Print each of the entries exactly, leaving nothing out.
# Task input start
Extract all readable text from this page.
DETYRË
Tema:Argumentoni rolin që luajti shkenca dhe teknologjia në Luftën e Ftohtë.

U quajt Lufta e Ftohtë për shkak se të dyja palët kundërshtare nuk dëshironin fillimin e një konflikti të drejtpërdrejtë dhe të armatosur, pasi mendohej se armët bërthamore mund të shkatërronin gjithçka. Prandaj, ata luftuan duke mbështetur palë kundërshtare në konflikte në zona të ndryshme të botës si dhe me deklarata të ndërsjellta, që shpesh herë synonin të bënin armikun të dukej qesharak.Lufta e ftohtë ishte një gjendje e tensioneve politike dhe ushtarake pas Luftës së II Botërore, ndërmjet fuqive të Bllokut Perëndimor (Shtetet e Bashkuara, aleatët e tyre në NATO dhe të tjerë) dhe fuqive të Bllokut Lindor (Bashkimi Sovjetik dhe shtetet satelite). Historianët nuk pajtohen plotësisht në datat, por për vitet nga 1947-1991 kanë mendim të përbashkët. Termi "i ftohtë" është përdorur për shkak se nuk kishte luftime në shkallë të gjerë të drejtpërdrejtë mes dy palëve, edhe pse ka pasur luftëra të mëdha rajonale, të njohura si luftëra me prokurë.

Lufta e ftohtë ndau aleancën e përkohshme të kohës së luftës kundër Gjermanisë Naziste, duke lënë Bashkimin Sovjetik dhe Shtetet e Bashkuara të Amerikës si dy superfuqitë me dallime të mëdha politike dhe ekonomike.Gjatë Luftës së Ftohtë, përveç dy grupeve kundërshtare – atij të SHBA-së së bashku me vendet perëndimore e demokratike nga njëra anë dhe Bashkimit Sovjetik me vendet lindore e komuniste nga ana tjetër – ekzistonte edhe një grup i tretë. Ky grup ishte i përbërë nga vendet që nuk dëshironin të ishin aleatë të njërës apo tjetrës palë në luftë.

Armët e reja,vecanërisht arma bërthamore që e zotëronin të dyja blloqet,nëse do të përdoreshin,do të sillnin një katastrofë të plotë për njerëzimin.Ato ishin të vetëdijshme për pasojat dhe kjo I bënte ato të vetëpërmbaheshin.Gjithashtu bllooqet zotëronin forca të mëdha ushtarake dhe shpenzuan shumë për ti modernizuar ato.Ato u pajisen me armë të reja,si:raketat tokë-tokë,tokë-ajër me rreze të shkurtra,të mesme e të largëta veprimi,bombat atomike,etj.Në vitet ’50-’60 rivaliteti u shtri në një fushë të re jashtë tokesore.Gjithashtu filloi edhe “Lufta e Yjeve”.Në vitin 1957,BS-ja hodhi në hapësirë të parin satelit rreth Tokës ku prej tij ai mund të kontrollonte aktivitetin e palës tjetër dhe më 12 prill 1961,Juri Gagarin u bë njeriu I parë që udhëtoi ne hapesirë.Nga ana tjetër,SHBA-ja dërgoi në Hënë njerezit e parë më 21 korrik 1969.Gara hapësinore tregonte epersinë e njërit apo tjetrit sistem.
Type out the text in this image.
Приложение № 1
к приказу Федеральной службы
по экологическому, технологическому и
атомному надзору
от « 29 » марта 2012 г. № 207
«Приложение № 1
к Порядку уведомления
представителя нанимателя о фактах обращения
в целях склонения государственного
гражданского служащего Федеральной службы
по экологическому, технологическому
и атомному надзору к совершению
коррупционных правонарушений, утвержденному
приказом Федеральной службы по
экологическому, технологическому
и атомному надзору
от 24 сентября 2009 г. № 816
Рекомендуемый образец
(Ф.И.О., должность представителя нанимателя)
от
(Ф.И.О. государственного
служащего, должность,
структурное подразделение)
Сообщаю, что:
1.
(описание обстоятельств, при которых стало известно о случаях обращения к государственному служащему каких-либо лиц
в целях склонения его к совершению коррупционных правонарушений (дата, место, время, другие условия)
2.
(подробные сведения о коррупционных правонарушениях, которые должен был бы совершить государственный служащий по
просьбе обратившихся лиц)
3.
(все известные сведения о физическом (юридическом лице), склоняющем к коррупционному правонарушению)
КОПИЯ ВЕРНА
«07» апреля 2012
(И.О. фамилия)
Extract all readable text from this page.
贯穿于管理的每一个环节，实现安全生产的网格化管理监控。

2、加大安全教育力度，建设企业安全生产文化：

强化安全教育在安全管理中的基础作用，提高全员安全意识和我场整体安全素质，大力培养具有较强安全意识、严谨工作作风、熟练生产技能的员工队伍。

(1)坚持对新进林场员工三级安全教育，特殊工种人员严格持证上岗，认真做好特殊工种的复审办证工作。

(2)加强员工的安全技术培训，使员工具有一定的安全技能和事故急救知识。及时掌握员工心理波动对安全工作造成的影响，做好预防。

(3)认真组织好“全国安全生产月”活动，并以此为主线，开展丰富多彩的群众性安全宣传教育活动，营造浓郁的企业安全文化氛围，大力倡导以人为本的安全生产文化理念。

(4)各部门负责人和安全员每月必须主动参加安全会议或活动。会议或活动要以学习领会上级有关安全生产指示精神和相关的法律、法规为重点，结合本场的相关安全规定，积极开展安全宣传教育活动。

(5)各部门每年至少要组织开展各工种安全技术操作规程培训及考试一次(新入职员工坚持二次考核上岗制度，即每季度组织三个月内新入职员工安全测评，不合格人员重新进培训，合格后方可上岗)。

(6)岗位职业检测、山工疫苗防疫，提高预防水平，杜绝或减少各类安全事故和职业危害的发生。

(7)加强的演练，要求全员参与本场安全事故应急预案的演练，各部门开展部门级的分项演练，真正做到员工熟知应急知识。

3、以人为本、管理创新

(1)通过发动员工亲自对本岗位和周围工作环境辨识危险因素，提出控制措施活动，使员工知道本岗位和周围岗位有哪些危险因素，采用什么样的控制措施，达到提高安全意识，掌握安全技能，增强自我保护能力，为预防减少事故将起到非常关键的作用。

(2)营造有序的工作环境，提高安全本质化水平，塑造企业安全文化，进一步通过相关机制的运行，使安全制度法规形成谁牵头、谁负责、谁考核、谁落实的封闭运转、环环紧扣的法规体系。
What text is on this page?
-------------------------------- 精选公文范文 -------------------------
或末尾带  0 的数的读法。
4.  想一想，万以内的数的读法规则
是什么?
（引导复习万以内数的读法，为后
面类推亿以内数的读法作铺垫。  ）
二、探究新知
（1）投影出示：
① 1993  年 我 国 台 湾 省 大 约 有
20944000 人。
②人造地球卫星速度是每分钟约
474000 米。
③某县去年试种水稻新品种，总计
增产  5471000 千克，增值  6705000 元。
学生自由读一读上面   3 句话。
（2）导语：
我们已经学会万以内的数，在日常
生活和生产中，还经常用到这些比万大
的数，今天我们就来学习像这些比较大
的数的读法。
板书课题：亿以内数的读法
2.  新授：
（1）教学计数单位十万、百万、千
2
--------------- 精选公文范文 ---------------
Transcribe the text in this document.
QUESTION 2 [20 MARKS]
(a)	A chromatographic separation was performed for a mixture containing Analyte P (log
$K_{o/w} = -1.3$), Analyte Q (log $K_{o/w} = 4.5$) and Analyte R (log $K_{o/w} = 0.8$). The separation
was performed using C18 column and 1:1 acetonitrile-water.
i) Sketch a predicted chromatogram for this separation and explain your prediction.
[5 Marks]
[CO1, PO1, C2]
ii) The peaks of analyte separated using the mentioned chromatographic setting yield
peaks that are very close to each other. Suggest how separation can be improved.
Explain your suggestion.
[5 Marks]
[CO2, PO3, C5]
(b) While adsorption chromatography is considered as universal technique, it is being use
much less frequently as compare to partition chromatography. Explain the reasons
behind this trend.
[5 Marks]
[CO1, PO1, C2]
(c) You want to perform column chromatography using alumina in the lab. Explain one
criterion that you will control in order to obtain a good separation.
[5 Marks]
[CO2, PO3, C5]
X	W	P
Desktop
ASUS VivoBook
# Task input end
Exercise result.
Extract all readable text from this page.
DETYRË
Tema:Argumentoni rolin që luajti shkenca dhe teknologjia në Luftën e Ftohtë.

U quajt Lufta e Ftohtë për shkak se të dyja palët kundërshtare nuk dëshironin fillimin e një konflikti të drejtpërdrejtë dhe të armatosur, pasi mendohej se armët bërthamore mund të shkatërronin gjithçka. Prandaj, ata luftuan duke mbështetur palë kundërshtare në konflikte në zona të ndryshme të botës si dhe me deklarata të ndërsjellta, që shpesh herë synonin të bënin armikun të dukej qesharak.Lufta e ftohtë ishte një gjendje e tensioneve politike dhe ushtarake pas Luftës së II Botërore, ndërmjet fuqive të Bllokut Perëndimor (Shtetet e Bashkuara, aleatët e tyre në NATO dhe të tjerë) dhe fuqive të Bllokut Lindor (Bashkimi Sovjetik dhe shtetet satelite). Historianët nuk pajtohen plotësisht në datat, por për vitet nga 1947-1991 kanë mendim të përbashkët. Termi "i ftohtë" është përdorur për shkak se nuk kishte luftime në shkallë të gjerë të drejtpërdrejtë mes dy palëve, edhe pse ka pasur luftëra të mëdha rajonale, të njohura si luftëra me prokurë.

Lufta e ftohtë ndau aleancën e përkohshme të kohës së luftës kundër Gjermanisë Naziste, duke lënë Bashkimin Sovjetik dhe Shtetet e Bashkuara të Amerikës si dy superfuqitë me dallime të mëdha politike dhe ekonomike.Gjatë Luftës së Ftohtë, përveç dy grupeve kundërshtare – atij të SHBA-së së bashku me vendet perëndimore e demokratike nga njëra anë dhe Bashkimit Sovjetik me vendet lindore e komuniste nga ana tjetër – ekzistonte edhe një grup i tretë. Ky grup ishte i përbërë nga vendet që nuk dëshironin të ishin aleatë të njërës apo tjetrës palë në luftë.

Armët e reja,vecanërisht arma bërthamore që e zotëronin të dyja blloqet,nëse do të përdoreshin,do të sillnin një katastrofë të plotë për njerëzimin.Ato ishin të vetëdijshme për pasojat dhe kjo I bënte ato të vetëpërmbaheshin.Gjithashtu bllooqet zotëronin forca të mëdha ushtarake dhe shpenzuan shumë për ti modernizuar ato.Ato u pajisen me armë të reja,si:raketat tokë-tokë,tokë-ajër me rreze të shkurtra,të mesme e të largëta veprimi,bombat atomike,etj.Në vitet ’50-’60 rivaliteti u shtri në një fushë të re jashtë tokesore.Gjithashtu filloi edhe “Lufta e Yjeve”.Në vitin 1957,BS-ja hodhi në hapësirë të parin satelit rreth Tokës ku prej tij ai mund të kontrollonte aktivitetin e palës tjetër dhe më 12 prill 1961,Juri Gagarin u bë njeriu I parë që udhëtoi ne hapesirë.Nga ana tjetër,SHBA-ja dërgoi në Hënë njerezit e parë më 21 korrik 1969.Gara hapësinore tregonte epersinë e njërit apo tjetrit sistem.
Type out the text in this image.
Приложение № 1
к приказу Федеральной службы
по экологическому, технологическому и
атомному надзору
от « 29 » марта 2012 г. № 207
«Приложение № 1
к Порядку уведомления
представителя нанимателя о фактах обращения
в целях склонения государственного
гражданского служащего Федеральной службы
по экологическому, технологическому
и атомному надзору к совершению
коррупционных правонарушений, утвержденному
приказом Федеральной службы по
экологическому, технологическому
и атомному надзору
от 24 сентября 2009 г. № 816
Рекомендуемый образец
(Ф.И.О., должность представителя нанимателя)
от
(Ф.И.О. государственного
служащего, должность,
структурное подразделение)
Сообщаю, что:
1.
(описание обстоятельств, при которых стало известно о случаях обращения к государственному служащему каких-либо лиц
в целях склонения его к совершению коррупционных правонарушений (дата, место, время, другие условия)
2.
(подробные сведения о коррупционных правонарушениях, которые должен был бы совершить государственный служащий по
просьбе обратившихся лиц)
3.
(все известные сведения о физическом (юридическом лице), склоняющем к коррупционному правонарушению)
КОПИЯ ВЕРНА
«07» апреля 2012
(И.О. фамилия)
Extract all readable text from this page.
贯穿于管理的每一个环节，实现安全生产的网格化管理监控。

2、加大安全教育力度，建设企业安全生产文化：

强化安全教育在安全管理中的基础作用，提高全员安全意识和我场整体安全素质，大力培养具有较强安全意识、严谨工作作风、熟练生产技能的员工队伍。

(1)坚持对新进林场员工三级安全教育，特殊工种人员严格持证上岗，认真做好特殊工种的复审办证工作。

(2)加强员工的安全技术培训，使员工具有一定的安全技能和事故急救知识。及时掌握员工心理波动对安全工作造成的影响，做好预防。

(3)认真组织好“全国安全生产月”活动，并以此为主线，开展丰富多彩的群众性安全宣传教育活动，营造浓郁的企业安全文化氛围，大力倡导以人为本的安全生产文化理念。

(4)各部门负责人和安全员每月必须主动参加安全会议或活动。会议或活动要以学习领会上级有关安全生产指示精神和相关的法律、法规为重点，结合本场的相关安全规定，积极开展安全宣传教育活动。

(5)各部门每年至少要组织开展各工种安全技术操作规程培训及考试一次(新入职员工坚持二次考核上岗制度，即每季度组织三个月内新入职员工安全测评，不合格人员重新进培训，合格后方可上岗)。

(6)岗位职业检测、山工疫苗防疫，提高预防水平，杜绝或减少各类安全事故和职业危害的发生。

(7)加强的演练，要求全员参与本场安全事故应急预案的演练，各部门开展部门级的分项演练，真正做到员工熟知应急知识。

3、以人为本、管理创新

(1)通过发动员工亲自对本岗位和周围工作环境辨识危险因素，提出控制措施活动，使员工知道本岗位和周围岗位有哪些危险因素，采用什么样的控制措施，达到提高安全意识，掌握安全技能，增强自我保护能力，为预防减少事故将起到非常关键的作用。

(2)营造有序的工作环境，提高安全本质化水平，塑造企业安全文化，进一步通过相关机制的运行，使安全制度法规形成谁牵头、谁负责、谁考核、谁落实的封闭运转、环环紧扣的法规体系。
What text is on this page?
-------------------------------- 精选公文范文 -------------------------
或末尾带  0 的数的读法。
4.  想一想，万以内的数的读法规则
是什么?
（引导复习万以内数的读法，为后
面类推亿以内数的读法作铺垫。  ）
二、探究新知
（1）投影出示：
① 1993  年 我 国 台 湾 省 大 约 有
20944000 人。
②人造地球卫星速度是每分钟约
474000 米。
③某县去年试种水稻新品种，总计
增产  5471000 千克，增值  6705000 元。
学生自由读一读上面   3 句话。
（2）导语：
我们已经学会万以内的数，在日常
生活和生产中，还经常用到这些比万大
的数，今天我们就来学习像这些比较大
的数的读法。
板书课题：亿以内数的读法
2.  新授：
（1）教学计数单位十万、百万、千
2
--------------- 精选公文范文 ---------------
Transcribe the text in this document.
QUESTION 2 [20 MARKS]
(a)	A chromatographic separation was performed for a mixture containing Analyte P (log
$K_{o/w} = -1.3$), Analyte Q (log $K_{o/w} = 4.5$) and Analyte R (log $K_{o/w} = 0.8$). The separation
was performed using C18 column and 1:1 acetonitrile-water.
i) Sketch a predicted chromatogram for this separation and explain your prediction.
[5 Marks]
[CO1, PO1, C2]
ii) The peaks of analyte separated using the mentioned chromatographic setting yield
peaks that are very close to each other. Suggest how separation can be improved.
Explain your suggestion.
[5 Marks]
[CO2, PO3, C5]
(b) While adsorption chromatography is considered as universal technique, it is being use
much less frequently as compare to partition chromatography. Explain the reasons
behind this trend.
[5 Marks]
[CO1, PO1, C2]
(c) You want to perform column chromatography using alumina in the lab. Explain one
criterion that you will control in order to obtain a good separation.
[5 Marks]
[CO2, PO3, C5]
X	W	P
Desktop
ASUS VivoBook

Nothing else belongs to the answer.